Work instructions>
Pull out every line below that contains the word "system", and copy each of those lines unchanged.

Collected data entries:
>> BEGIN

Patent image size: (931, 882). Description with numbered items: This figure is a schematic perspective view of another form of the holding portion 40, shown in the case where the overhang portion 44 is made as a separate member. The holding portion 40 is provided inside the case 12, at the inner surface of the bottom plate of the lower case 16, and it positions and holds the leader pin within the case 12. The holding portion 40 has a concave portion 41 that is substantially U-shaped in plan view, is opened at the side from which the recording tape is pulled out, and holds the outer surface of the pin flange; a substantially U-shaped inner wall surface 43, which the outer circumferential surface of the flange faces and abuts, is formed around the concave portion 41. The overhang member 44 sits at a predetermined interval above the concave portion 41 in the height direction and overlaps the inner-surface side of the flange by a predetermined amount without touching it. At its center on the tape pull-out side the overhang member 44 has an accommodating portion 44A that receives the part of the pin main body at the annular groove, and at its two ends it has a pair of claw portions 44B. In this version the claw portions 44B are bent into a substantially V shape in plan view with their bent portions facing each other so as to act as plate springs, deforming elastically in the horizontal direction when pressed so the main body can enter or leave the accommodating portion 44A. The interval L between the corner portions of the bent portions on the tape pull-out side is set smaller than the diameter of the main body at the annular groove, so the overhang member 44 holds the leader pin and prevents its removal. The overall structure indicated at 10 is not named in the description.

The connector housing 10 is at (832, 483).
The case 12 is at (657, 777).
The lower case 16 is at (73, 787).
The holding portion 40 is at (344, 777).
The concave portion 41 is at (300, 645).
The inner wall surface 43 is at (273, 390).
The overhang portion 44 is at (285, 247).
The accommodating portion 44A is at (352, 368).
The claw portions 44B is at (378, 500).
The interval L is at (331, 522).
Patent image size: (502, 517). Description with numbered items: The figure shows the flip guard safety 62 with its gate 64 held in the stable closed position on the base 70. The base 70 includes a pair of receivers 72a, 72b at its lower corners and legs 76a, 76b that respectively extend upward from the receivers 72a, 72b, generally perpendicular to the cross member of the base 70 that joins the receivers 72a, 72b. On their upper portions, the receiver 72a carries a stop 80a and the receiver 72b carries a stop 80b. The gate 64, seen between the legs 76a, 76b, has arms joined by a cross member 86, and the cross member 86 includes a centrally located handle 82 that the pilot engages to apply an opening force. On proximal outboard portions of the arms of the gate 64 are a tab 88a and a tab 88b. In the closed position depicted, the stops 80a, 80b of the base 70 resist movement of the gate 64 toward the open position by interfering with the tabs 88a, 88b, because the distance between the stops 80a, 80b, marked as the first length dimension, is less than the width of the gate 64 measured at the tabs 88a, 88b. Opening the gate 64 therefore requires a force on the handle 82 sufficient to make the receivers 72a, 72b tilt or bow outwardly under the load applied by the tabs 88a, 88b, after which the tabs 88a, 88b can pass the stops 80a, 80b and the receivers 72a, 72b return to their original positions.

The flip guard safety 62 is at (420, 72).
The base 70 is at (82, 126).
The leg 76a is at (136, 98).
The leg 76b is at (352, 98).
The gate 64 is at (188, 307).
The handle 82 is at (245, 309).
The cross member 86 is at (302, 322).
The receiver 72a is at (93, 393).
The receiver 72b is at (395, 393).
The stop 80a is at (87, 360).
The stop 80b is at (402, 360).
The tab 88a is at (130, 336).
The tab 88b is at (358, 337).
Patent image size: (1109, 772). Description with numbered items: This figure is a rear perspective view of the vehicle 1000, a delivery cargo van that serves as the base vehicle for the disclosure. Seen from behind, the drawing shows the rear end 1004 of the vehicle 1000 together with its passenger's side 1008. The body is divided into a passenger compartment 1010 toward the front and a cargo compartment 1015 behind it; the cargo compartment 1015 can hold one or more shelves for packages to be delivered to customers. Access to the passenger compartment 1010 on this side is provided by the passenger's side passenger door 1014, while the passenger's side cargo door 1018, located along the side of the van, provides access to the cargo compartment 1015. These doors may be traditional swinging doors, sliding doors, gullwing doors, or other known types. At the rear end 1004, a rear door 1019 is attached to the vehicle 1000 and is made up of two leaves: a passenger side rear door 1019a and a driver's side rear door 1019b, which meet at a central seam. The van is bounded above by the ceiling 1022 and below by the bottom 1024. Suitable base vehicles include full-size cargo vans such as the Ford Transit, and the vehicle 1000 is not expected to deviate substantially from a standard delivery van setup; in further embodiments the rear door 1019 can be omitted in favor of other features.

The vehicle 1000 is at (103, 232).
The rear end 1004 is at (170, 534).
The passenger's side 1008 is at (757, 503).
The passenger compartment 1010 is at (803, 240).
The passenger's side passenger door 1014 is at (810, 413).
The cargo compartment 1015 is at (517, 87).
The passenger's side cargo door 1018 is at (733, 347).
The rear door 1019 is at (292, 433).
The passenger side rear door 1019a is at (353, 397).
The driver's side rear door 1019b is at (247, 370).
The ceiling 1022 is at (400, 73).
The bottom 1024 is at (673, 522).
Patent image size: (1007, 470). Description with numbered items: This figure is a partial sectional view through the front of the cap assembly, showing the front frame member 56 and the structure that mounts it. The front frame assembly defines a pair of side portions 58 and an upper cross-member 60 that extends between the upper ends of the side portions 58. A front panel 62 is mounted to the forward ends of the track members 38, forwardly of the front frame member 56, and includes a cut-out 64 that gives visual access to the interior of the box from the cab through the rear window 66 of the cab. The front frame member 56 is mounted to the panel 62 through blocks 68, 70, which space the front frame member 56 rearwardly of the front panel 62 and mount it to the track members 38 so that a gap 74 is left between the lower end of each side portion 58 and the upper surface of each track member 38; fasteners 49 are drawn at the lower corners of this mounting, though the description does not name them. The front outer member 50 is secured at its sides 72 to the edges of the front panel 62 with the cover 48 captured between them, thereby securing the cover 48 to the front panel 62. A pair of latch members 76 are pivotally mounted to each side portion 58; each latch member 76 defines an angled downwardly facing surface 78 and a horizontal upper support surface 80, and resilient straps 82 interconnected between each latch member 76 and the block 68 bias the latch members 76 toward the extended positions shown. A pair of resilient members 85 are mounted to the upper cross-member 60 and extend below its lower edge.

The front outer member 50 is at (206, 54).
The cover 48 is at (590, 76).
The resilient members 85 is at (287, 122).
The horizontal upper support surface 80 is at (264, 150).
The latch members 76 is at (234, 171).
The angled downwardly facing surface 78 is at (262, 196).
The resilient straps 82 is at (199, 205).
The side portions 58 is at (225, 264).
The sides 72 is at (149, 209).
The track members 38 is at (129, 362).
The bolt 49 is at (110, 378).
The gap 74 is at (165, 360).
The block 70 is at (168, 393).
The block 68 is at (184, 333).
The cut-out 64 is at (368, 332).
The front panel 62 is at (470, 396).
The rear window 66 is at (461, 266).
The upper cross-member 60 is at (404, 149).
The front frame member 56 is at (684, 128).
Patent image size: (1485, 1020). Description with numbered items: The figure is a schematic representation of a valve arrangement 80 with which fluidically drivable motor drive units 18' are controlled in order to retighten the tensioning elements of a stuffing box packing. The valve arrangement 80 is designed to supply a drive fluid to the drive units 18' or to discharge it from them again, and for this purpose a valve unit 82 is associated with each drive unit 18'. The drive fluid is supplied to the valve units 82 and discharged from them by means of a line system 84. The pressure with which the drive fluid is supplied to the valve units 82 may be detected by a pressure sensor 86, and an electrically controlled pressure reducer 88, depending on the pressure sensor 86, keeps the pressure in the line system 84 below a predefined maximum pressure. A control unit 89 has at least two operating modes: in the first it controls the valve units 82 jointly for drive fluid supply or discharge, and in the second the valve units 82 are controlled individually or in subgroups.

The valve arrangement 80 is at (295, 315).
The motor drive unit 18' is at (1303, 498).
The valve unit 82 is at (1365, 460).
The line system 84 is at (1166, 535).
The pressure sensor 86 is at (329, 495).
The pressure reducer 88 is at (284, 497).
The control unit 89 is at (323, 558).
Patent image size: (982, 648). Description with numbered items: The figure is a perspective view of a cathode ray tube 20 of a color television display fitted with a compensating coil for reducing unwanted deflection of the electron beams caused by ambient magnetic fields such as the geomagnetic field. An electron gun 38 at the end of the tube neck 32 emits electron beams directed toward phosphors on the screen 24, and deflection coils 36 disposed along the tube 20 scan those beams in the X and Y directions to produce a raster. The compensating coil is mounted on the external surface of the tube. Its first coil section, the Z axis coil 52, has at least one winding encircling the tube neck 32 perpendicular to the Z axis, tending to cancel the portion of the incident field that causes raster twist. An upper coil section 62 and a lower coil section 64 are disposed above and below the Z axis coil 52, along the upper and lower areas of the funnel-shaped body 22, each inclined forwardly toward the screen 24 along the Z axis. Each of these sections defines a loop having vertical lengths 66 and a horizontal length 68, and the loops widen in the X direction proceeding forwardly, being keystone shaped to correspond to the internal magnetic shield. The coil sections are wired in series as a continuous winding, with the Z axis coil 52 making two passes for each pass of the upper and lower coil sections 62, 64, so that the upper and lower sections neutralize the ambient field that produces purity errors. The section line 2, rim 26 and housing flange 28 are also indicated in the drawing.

>> END

Finished exercise>
Patent image size: (1485, 1020). Description with numbered items: The figure is a schematic representation of a valve arrangement 80 with which fluidically drivable motor drive units 18' are controlled in order to retighten the tensioning elements of a stuffing box packing. The valve arrangement 80 is designed to supply a drive fluid to the drive units 18' or to discharge it from them again, and for this purpose a valve unit 82 is associated with each drive unit 18'. The drive fluid is supplied to the valve units 82 and discharged from them by means of a line system 84. The pressure with which the drive fluid is supplied to the valve units 82 may be detected by a pressure sensor 86, and an electrically controlled pressure reducer 88, depending on the pressure sensor 86, keeps the pressure in the line system 84 below a predefined maximum pressure. A control unit 89 has at least two operating modes: in the first it controls the valve units 82 jointly for drive fluid supply or discharge, and in the second the valve units 82 are controlled individually or in subgroups.
The line system 84 is at (1166, 535).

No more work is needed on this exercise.